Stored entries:
^^^^^^^^

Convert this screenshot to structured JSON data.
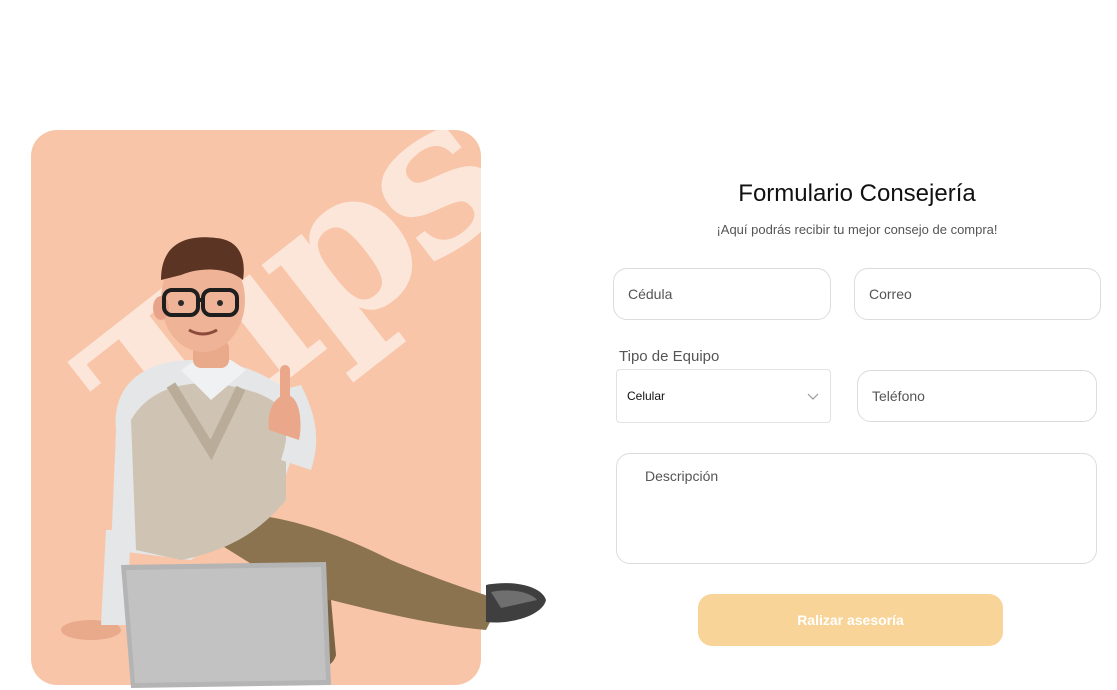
{
  "hero": {
    "tips_text": "Tips",
    "background_color": "#f8c5a8",
    "tips_color": "#fce6da"
  },
  "form": {
    "title": "Formulario Consejería",
    "subtitle": "¡Aquí podrás recibir tu mejor consejo de compra!",
    "cedula_placeholder": "Cédula",
    "correo_placeholder": "Correo",
    "tipo_label": "Tipo de Equipo",
    "tipo_selected": "Celular",
    "telefono_placeholder": "Teléfono",
    "descripcion_placeholder": "Descripción",
    "submit_label": "Ralizar asesoría",
    "submit_color": "#f8d498"
  }
}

^^^^^^^^

Drop the images and quote the entries word for word.

• [EXERCISE ANSWER]:
Convert this screenshot to structured JSON data.
{
  "hero": {
    "tips_text": "Tips",
    "background_color": "#f8c5a8",
    "tips_color": "#fce6da"
  },
  "form": {
    "title": "Formulario Consejería",
    "subtitle": "¡Aquí podrás recibir tu mejor consejo de compra!",
    "cedula_placeholder": "Cédula",
    "correo_placeholder": "Correo",
    "tipo_label": "Tipo de Equipo",
    "tipo_selected": "Celular",
    "telefono_placeholder": "Teléfono",
    "descripcion_placeholder": "Descripción",
    "submit_label": "Ralizar asesoría",
    "submit_color": "#f8d498"
  }
}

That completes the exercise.